● **Task inputs**:
********************

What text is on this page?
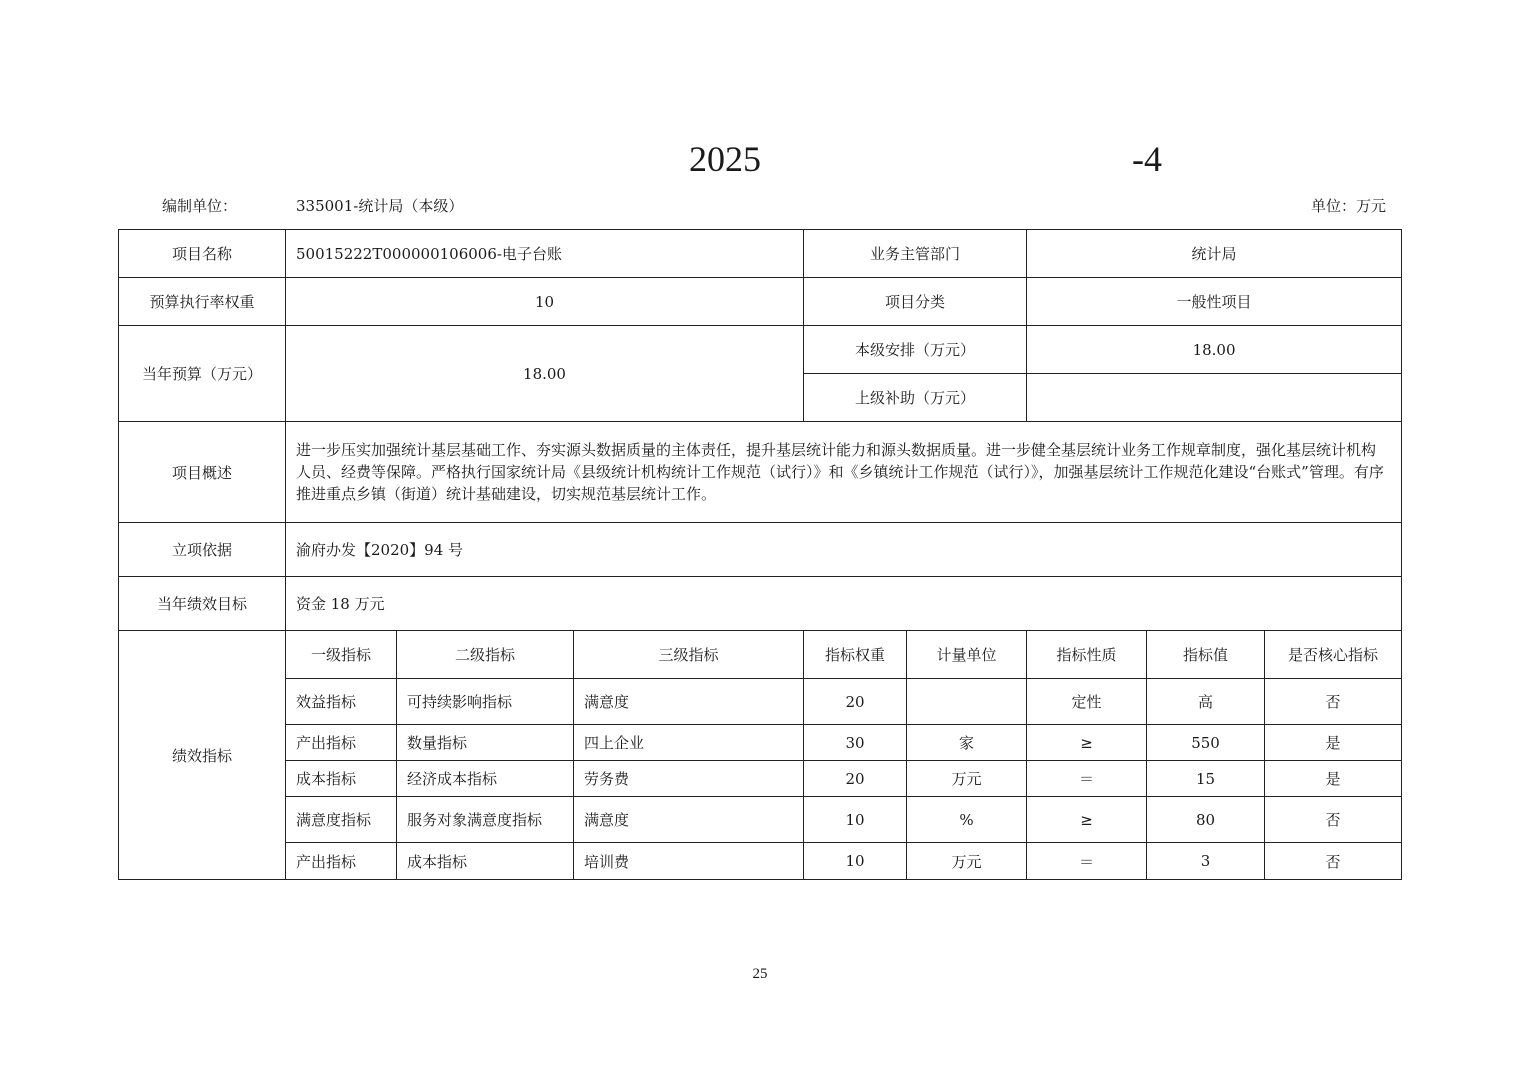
2025	-4
编制单位：	335001-统计局（本级）	单位：万元
项目名称	50015222T000000106006-电子台账			业务主管部门		统计局		
预算执行率权重	10			项目分类		一般性项目		
当年预算（万元）	18.00			本级安排（万元）		18.00		
				上级补助（万元）				
项目概述	进一步压实加强统计基层基础工作、夯实源头数据质量的主体责任，提升基层统计能力和源头数据质量。进一步健全基层统计业务工作规章制度，强化基层统计机构人员、经费等保障。严格执行国家统计局《县级统计机构统计工作规范（试行）》和《乡镇统计工作规范（试行）》，加强基层统计工作规范化建设“台账式”管理。有序推进重点乡镇（街道）统计基础建设，切实规范基层统计工作。							
立项依据	渝府办发【2020】94 号							
当年绩效目标	资金 18 万元							
绩效指标	一级指标	二级指标	三级指标	指标权重	计量单位	指标性质	指标值	是否核心指标
	效益指标	可持续影响指标	满意度	20		定性	高	否
	产出指标	数量指标	四上企业	30	家	≥	550	是
	成本指标	经济成本指标	劳务费	20	万元	＝	15	是
	满意度指标	服务对象满意度指标	满意度	10	%	≥	80	否
	产出指标	成本指标	培训费	10	万元	＝	3	否
25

********************

State how many lines above include the word "成本指标", and nothing more.

● **Correct output**: 2